What the task requires
Whenever a line below holds the word "wewnętrznej", copy that line.

Recorded data

[START]

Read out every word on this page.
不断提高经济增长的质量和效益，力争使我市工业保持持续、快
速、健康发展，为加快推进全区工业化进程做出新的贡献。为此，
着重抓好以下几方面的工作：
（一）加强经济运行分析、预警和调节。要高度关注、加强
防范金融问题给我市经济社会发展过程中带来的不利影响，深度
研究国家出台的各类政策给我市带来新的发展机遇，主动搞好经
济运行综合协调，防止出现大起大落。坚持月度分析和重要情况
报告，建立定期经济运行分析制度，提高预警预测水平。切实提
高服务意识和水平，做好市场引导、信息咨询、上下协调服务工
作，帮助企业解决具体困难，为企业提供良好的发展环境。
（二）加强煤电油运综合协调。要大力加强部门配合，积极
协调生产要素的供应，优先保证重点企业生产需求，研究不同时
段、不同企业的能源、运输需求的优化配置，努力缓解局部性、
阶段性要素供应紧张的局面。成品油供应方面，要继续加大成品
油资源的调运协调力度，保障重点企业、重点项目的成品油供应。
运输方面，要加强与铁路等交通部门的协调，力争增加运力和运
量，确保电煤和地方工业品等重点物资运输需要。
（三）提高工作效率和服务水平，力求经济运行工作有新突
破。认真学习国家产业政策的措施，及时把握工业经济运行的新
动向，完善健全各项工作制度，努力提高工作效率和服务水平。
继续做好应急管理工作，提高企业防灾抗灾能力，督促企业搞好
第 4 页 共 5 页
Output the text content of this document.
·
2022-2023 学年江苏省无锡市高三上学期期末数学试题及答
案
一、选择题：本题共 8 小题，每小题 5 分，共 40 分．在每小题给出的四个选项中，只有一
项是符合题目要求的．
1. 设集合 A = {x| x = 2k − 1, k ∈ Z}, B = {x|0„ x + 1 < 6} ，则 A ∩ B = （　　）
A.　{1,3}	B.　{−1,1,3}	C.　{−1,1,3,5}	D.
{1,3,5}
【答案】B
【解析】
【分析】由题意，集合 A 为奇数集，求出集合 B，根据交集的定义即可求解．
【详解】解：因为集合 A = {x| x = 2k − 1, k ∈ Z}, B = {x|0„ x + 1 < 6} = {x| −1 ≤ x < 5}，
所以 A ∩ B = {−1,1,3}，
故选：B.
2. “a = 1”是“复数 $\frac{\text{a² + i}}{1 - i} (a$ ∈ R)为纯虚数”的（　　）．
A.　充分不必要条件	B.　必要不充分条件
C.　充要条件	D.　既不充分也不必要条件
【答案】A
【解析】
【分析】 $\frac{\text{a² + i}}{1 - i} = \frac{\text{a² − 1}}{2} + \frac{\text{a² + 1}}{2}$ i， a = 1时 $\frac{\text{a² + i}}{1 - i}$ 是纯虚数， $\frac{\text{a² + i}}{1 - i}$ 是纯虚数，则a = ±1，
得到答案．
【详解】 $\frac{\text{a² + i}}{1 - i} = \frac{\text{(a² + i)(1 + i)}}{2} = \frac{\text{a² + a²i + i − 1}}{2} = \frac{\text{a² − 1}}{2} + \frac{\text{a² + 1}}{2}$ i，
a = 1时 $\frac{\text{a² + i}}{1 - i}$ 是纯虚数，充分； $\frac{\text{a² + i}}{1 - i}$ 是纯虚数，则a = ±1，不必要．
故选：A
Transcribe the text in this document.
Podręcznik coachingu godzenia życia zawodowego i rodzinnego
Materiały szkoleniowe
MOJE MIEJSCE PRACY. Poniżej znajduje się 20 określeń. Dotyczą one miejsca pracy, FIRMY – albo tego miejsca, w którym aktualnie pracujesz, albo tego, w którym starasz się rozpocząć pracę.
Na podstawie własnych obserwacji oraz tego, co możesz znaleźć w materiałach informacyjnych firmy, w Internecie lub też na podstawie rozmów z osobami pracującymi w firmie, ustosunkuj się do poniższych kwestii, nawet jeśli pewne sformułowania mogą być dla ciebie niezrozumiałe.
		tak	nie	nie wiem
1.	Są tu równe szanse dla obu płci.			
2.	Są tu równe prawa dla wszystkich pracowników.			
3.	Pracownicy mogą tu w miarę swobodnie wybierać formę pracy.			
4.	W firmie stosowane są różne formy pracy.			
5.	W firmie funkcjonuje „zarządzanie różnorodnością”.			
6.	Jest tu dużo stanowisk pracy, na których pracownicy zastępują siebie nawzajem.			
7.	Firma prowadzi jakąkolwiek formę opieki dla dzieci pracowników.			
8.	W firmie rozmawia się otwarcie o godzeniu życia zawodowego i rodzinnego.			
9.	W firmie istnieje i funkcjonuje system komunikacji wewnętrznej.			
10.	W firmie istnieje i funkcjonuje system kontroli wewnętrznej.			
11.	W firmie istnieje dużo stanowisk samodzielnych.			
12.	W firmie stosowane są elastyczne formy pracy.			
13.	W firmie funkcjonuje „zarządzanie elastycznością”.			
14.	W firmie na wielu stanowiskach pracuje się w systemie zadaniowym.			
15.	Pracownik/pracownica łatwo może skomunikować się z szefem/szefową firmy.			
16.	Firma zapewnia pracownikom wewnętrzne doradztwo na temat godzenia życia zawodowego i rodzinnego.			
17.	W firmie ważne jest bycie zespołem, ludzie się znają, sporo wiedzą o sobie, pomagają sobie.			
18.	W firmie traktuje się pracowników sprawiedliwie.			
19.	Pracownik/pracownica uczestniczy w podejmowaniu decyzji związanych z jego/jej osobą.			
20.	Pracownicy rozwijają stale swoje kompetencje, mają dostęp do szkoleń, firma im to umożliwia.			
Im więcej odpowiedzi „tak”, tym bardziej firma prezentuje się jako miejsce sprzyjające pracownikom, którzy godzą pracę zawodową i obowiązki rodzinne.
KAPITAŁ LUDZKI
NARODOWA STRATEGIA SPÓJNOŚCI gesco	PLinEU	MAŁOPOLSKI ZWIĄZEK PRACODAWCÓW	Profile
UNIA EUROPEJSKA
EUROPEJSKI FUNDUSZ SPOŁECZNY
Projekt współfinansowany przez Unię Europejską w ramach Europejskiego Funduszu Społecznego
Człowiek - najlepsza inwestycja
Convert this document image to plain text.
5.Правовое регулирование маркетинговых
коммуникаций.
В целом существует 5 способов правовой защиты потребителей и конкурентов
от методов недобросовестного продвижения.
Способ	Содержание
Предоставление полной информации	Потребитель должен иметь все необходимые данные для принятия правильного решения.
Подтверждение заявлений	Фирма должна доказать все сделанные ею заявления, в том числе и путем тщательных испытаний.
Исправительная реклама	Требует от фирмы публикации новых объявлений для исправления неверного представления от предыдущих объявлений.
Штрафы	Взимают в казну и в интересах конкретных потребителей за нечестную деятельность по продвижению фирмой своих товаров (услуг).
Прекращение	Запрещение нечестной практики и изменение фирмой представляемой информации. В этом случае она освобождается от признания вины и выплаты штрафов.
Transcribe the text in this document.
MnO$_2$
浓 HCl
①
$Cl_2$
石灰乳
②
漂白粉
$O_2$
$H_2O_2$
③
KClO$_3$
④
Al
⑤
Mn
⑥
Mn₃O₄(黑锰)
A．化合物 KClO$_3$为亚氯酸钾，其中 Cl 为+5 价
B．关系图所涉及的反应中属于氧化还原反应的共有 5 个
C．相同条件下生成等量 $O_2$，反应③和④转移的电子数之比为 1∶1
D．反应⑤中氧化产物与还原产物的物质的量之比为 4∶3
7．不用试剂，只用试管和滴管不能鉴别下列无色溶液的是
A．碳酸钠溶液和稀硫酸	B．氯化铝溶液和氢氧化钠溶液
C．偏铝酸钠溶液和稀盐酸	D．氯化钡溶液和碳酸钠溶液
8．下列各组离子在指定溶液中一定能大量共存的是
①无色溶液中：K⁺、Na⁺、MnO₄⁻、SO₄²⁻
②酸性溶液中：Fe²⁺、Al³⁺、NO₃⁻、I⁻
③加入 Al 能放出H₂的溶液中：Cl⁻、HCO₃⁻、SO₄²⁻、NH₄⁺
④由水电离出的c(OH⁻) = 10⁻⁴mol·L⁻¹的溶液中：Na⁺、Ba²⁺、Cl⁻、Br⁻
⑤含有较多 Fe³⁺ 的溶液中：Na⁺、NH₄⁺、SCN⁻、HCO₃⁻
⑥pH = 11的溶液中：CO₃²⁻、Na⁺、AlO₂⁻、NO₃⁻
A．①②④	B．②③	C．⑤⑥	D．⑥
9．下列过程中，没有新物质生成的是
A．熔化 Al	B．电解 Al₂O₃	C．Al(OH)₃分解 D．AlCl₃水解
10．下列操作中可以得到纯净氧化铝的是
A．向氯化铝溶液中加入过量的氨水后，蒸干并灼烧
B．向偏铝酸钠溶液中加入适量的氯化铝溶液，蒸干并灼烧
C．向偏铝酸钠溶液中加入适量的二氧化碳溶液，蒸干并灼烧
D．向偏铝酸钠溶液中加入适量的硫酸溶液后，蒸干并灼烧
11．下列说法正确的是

[END]

Response to this exercise
9.	W firmie istnieje i funkcjonuje system komunikacji wewnętrznej.			
10.	W firmie istnieje i funkcjonuje system kontroli wewnętrznej.			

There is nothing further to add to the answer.